The listing below is to be output in its exact form.

[Recorded data]
>>>

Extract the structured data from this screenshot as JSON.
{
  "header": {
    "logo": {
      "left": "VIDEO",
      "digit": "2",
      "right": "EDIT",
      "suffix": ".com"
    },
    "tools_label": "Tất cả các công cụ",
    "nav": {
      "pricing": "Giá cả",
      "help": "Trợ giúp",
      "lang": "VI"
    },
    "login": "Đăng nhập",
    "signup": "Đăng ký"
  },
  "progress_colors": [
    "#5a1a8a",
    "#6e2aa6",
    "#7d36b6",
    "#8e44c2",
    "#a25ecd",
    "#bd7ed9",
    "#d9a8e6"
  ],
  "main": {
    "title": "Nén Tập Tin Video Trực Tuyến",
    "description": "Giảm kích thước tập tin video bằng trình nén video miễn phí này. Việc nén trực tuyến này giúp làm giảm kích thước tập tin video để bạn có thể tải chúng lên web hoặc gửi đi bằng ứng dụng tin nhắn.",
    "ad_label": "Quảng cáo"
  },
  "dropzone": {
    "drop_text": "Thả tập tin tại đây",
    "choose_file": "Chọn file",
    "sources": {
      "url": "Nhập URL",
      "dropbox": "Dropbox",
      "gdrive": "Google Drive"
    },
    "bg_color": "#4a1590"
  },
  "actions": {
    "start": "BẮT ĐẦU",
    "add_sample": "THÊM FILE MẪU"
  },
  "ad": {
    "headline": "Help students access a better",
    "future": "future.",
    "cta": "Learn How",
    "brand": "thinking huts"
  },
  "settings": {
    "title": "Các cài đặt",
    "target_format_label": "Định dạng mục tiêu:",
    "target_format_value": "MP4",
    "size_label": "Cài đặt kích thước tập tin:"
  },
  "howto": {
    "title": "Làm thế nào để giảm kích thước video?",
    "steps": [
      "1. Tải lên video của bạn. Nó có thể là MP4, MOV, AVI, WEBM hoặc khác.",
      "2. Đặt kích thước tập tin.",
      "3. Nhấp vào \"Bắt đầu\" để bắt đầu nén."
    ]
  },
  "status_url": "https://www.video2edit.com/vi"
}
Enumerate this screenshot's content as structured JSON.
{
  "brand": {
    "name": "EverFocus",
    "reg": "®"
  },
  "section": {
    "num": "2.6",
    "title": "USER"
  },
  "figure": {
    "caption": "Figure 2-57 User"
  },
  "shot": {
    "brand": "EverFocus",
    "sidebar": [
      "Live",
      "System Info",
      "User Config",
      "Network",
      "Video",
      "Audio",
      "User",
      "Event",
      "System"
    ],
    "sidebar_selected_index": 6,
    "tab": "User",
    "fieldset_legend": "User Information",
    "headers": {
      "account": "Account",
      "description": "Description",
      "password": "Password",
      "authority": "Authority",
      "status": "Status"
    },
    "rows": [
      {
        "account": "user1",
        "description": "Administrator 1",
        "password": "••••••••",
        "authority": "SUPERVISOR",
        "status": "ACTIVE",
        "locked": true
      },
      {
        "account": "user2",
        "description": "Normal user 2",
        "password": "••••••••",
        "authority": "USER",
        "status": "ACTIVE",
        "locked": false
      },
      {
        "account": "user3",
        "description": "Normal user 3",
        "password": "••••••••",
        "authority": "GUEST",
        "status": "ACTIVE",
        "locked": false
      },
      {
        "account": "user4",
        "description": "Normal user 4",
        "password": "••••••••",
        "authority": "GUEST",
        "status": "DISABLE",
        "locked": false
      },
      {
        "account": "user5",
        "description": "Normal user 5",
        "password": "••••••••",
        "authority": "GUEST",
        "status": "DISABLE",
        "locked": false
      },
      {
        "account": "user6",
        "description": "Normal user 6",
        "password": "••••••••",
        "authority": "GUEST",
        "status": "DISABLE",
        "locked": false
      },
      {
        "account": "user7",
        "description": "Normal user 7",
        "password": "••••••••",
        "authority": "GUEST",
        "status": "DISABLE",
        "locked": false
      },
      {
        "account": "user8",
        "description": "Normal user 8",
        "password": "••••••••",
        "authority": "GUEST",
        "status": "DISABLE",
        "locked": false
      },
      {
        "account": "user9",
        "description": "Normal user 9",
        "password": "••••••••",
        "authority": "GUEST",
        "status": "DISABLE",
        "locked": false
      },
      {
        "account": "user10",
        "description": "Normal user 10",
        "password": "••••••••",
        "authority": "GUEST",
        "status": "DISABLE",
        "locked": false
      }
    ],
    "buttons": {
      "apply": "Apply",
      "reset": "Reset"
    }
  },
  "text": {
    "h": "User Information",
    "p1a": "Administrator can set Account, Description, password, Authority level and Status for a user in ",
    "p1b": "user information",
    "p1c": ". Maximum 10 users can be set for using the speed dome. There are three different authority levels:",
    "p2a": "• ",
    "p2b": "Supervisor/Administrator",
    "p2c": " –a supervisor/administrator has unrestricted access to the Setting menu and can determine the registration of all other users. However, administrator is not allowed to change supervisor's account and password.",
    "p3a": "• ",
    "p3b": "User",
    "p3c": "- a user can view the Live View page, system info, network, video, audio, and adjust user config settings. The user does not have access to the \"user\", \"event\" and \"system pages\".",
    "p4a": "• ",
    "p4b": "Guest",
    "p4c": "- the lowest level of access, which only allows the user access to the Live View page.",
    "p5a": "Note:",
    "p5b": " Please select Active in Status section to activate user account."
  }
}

<<<

▶ [Task answer]
Extract the structured data from this screenshot as JSON.
{
  "header": {
    "logo": {
      "left": "VIDEO",
      "digit": "2",
      "right": "EDIT",
      "suffix": ".com"
    },
    "tools_label": "Tất cả các công cụ",
    "nav": {
      "pricing": "Giá cả",
      "help": "Trợ giúp",
      "lang": "VI"
    },
    "login": "Đăng nhập",
    "signup": "Đăng ký"
  },
  "progress_colors": [
    "#5a1a8a",
    "#6e2aa6",
    "#7d36b6",
    "#8e44c2",
    "#a25ecd",
    "#bd7ed9",
    "#d9a8e6"
  ],
  "main": {
    "title": "Nén Tập Tin Video Trực Tuyến",
    "description": "Giảm kích thước tập tin video bằng trình nén video miễn phí này. Việc nén trực tuyến này giúp làm giảm kích thước tập tin video để bạn có thể tải chúng lên web hoặc gửi đi bằng ứng dụng tin nhắn.",
    "ad_label": "Quảng cáo"
  },
  "dropzone": {
    "drop_text": "Thả tập tin tại đây",
    "choose_file": "Chọn file",
    "sources": {
      "url": "Nhập URL",
      "dropbox": "Dropbox",
      "gdrive": "Google Drive"
    },
    "bg_color": "#4a1590"
  },
  "actions": {
    "start": "BẮT ĐẦU",
    "add_sample": "THÊM FILE MẪU"
  },
  "ad": {
    "headline": "Help students access a better",
    "future": "future.",
    "cta": "Learn How",
    "brand": "thinking huts"
  },
  "settings": {
    "title": "Các cài đặt",
    "target_format_label": "Định dạng mục tiêu:",
    "target_format_value": "MP4",
    "size_label": "Cài đặt kích thước tập tin:"
  },
  "howto": {
    "title": "Làm thế nào để giảm kích thước video?",
    "steps": [
      "1. Tải lên video của bạn. Nó có thể là MP4, MOV, AVI, WEBM hoặc khác.",
      "2. Đặt kích thước tập tin.",
      "3. Nhấp vào \"Bắt đầu\" để bắt đầu nén."
    ]
  },
  "status_url": "https://www.video2edit.com/vi"
}
Enumerate this screenshot's content as structured JSON.
{
  "brand": {
    "name": "EverFocus",
    "reg": "®"
  },
  "section": {
    "num": "2.6",
    "title": "USER"
  },
  "figure": {
    "caption": "Figure 2-57 User"
  },
  "shot": {
    "brand": "EverFocus",
    "sidebar": [
      "Live",
      "System Info",
      "User Config",
      "Network",
      "Video",
      "Audio",
      "User",
      "Event",
      "System"
    ],
    "sidebar_selected_index": 6,
    "tab": "User",
    "fieldset_legend": "User Information",
    "headers": {
      "account": "Account",
      "description": "Description",
      "password": "Password",
      "authority": "Authority",
      "status": "Status"
    },
    "rows": [
      {
        "account": "user1",
        "description": "Administrator 1",
        "password": "••••••••",
        "authority": "SUPERVISOR",
        "status": "ACTIVE",
        "locked": true
      },
      {
        "account": "user2",
        "description": "Normal user 2",
        "password": "••••••••",
        "authority": "USER",
        "status": "ACTIVE",
        "locked": false
      },
      {
        "account": "user3",
        "description": "Normal user 3",
        "password": "••••••••",
        "authority": "GUEST",
        "status": "ACTIVE",
        "locked": false
      },
      {
        "account": "user4",
        "description": "Normal user 4",
        "password": "••••••••",
        "authority": "GUEST",
        "status": "DISABLE",
        "locked": false
      },
      {
        "account": "user5",
        "description": "Normal user 5",
        "password": "••••••••",
        "authority": "GUEST",
        "status": "DISABLE",
        "locked": false
      },
      {
        "account": "user6",
        "description": "Normal user 6",
        "password": "••••••••",
        "authority": "GUEST",
        "status": "DISABLE",
        "locked": false
      },
      {
        "account": "user7",
        "description": "Normal user 7",
        "password": "••••••••",
        "authority": "GUEST",
        "status": "DISABLE",
        "locked": false
      },
      {
        "account": "user8",
        "description": "Normal user 8",
        "password": "••••••••",
        "authority": "GUEST",
        "status": "DISABLE",
        "locked": false
      },
      {
        "account": "user9",
        "description": "Normal user 9",
        "password": "••••••••",
        "authority": "GUEST",
        "status": "DISABLE",
        "locked": false
      },
      {
        "account": "user10",
        "description": "Normal user 10",
        "password": "••••••••",
        "authority": "GUEST",
        "status": "DISABLE",
        "locked": false
      }
    ],
    "buttons": {
      "apply": "Apply",
      "reset": "Reset"
    }
  },
  "text": {
    "h": "User Information",
    "p1a": "Administrator can set Account, Description, password, Authority level and Status for a user in ",
    "p1b": "user information",
    "p1c": ". Maximum 10 users can be set for using the speed dome. There are three different authority levels:",
    "p2a": "• ",
    "p2b": "Supervisor/Administrator",
    "p2c": " –a supervisor/administrator has unrestricted access to the Setting menu and can determine the registration of all other users. However, administrator is not allowed to change supervisor's account and password.",
    "p3a": "• ",
    "p3b": "User",
    "p3c": "- a user can view the Live View page, system info, network, video, audio, and adjust user config settings. The user does not have access to the \"user\", \"event\" and \"system pages\".",
    "p4a": "• ",
    "p4b": "Guest",
    "p4c": "- the lowest level of access, which only allows the user access to the Live View page.",
    "p5a": "Note:",
    "p5b": " Please select Active in Status section to activate user account."
  }
}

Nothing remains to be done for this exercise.